Issued...To Death

Editors Note: : Just a word about your….issues. We are sick to death of them. Your inner-child-anxiety-attacks-sagging-self esteem-bipolar crap is giving us issues all our own.

 
TheWeeklyChuckle

Sometimes we simply long for the good old days when issues were restricted to which second cousin to marry or how Billie Jo jumped off the Tallahassee bridge. At least in the South. Honestly, don’t you people get it? We think everyone with…issues should spend a full filled month is the Congo. That’s right the Congo. We chose the Congo because we are pretty sure that it still qualifies as a third world country despite all those natives during around with video cell phones and wireless pocket top computers.

If you have….issues we guarantee you that they will instantly disappear the second you land yourself in a mud hut somewhere deep in the Congo. Bipolar? Forget the slew of meds your private health provider shoves down your willing throat (with that hefty kickback to the drug companies). You will be too busy, fighting off giant bugs, trying to figure out what that sustained guttural growl is and scavenging for food.

[Dataset records]
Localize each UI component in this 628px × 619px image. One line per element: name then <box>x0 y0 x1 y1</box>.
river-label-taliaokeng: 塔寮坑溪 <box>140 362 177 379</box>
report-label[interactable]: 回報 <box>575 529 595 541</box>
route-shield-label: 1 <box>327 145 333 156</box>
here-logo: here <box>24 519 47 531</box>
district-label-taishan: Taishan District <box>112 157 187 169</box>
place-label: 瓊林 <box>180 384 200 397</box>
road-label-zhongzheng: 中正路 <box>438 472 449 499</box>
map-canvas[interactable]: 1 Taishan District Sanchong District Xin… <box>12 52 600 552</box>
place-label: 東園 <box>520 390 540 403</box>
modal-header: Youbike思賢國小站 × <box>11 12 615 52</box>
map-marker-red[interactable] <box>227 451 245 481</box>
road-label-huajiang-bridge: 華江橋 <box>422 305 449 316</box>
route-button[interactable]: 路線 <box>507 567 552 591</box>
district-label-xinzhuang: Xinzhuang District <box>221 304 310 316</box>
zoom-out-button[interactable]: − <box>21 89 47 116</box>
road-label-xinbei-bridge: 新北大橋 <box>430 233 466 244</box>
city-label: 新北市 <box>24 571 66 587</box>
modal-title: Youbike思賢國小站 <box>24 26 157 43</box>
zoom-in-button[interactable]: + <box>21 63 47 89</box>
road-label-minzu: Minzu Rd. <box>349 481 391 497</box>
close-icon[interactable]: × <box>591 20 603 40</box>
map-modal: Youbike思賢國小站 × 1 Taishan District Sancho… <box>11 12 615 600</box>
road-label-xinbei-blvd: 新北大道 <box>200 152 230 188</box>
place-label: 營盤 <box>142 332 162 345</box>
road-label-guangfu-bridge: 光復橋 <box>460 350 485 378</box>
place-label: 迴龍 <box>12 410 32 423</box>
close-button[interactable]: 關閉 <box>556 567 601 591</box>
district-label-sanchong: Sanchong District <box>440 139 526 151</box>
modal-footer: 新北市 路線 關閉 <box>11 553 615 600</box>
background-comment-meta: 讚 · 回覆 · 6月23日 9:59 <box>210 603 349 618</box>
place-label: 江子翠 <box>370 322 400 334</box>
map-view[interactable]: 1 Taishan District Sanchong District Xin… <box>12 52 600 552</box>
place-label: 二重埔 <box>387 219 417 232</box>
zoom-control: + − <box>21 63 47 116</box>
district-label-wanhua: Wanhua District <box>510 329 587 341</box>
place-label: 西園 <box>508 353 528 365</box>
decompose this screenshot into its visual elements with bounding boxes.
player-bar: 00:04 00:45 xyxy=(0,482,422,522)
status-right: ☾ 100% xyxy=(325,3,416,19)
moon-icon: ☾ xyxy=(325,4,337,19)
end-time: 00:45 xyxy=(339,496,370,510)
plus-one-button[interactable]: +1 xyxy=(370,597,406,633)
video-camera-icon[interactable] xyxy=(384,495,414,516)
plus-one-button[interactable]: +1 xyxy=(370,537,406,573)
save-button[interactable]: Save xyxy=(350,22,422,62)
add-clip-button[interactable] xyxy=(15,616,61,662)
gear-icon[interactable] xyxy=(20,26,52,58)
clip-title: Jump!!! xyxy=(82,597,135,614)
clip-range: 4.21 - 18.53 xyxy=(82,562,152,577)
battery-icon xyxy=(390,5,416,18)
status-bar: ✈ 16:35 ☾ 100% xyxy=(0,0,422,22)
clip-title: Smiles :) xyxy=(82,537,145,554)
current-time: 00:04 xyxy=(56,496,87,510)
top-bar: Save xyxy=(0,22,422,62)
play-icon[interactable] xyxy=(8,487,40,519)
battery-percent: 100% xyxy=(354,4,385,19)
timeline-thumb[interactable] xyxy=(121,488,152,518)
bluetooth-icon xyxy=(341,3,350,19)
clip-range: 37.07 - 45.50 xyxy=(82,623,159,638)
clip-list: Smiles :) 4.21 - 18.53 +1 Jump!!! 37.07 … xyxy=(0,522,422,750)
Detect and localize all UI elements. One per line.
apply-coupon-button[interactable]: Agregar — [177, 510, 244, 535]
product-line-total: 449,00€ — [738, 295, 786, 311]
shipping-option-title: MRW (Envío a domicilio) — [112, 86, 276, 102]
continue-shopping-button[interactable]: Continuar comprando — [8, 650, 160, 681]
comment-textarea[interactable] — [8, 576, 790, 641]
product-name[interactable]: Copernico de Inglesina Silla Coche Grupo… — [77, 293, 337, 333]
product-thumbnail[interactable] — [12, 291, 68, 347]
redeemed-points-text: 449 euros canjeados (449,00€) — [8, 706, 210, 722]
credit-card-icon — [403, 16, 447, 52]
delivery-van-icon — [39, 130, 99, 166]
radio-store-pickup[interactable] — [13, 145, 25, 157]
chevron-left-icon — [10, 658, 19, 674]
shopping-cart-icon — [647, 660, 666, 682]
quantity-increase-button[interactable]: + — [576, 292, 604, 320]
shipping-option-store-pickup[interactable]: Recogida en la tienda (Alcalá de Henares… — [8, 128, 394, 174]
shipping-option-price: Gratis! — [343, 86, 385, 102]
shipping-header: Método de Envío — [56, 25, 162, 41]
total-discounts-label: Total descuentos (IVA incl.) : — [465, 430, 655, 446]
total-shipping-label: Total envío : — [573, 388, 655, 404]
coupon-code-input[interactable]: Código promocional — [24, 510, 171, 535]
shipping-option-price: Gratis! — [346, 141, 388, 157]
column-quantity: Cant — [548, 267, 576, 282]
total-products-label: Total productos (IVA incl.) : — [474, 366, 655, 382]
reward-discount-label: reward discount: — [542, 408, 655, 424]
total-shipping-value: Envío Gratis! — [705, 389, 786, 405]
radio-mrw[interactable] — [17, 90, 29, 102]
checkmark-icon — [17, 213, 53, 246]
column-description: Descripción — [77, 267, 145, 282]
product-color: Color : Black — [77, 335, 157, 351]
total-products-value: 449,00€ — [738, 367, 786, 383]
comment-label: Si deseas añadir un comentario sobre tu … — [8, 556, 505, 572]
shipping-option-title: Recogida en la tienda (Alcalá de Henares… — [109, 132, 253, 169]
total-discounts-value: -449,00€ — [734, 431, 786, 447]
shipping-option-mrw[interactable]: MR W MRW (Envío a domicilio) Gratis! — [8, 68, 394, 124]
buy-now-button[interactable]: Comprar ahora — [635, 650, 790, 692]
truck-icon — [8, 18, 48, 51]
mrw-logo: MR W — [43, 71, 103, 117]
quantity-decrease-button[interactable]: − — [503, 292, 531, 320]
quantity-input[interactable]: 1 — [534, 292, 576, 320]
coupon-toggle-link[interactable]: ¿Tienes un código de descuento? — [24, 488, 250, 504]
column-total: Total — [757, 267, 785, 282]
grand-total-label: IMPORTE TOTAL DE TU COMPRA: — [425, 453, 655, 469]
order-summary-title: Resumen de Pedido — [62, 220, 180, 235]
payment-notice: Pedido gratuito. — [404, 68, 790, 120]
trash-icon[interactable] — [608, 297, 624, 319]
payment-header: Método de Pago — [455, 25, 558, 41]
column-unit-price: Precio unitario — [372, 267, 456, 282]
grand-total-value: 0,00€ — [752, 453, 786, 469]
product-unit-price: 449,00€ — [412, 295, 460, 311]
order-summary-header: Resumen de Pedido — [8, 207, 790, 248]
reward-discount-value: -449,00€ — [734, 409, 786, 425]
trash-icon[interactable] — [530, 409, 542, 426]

[Work task A]
In the piece about people's issues, repeat the passage starting at "Editors Note: : Just" and ending at "pocket top computers.", word for word.
[Work task B]
Write the next part of the satirical piece about people's issues, picking up after its final sentence.

[Answer box A]
Editors Note: : Just a word about your….issues. We are sick to death of them. Your inner-child-anxiety-attacks-sagging-self esteem-bipolar crap is giving us issues all our own.

 
TheWeeklyChuckle

Sometimes we simply long for the good old days when issues were restricted to which second cousin to marry or how Billie Jo jumped off the Tallahassee bridge. At least in the South. Honestly, don’t you people get it? We think everyone with…issues should spend a full filled month is the Congo. That’s right the Congo. We chose the Congo because we are pretty sure that it still qualifies as a third world country despite all those natives during around with video cell phones and wireless pocket top computers.

[Answer box B]
Nothing like a third world country to cure you of anxiety attacks too. One of TLL.net staffers was recently bemoaning her mother’s ‘condition. Her mother, she said, has never worked a day in her life; married young; had five well adjusted children (herself among them); four of five were college educated with masters degrees and beyond; her mother was still married to her father, a man, who in his 70s, still had his hair, teeth and mental faculties intact…On top of this, she had all the money she needed, freedom to travel, shop, even finally finish that college education she had clearly been too lazy to complete all these years… What, our staffer demanded to know, just was her mother’s problem? She suffered from severe anxiety attacks and had to be heavily medicated. The staffer was incensed. “What the hell does she have to be anxious about? She has everything.”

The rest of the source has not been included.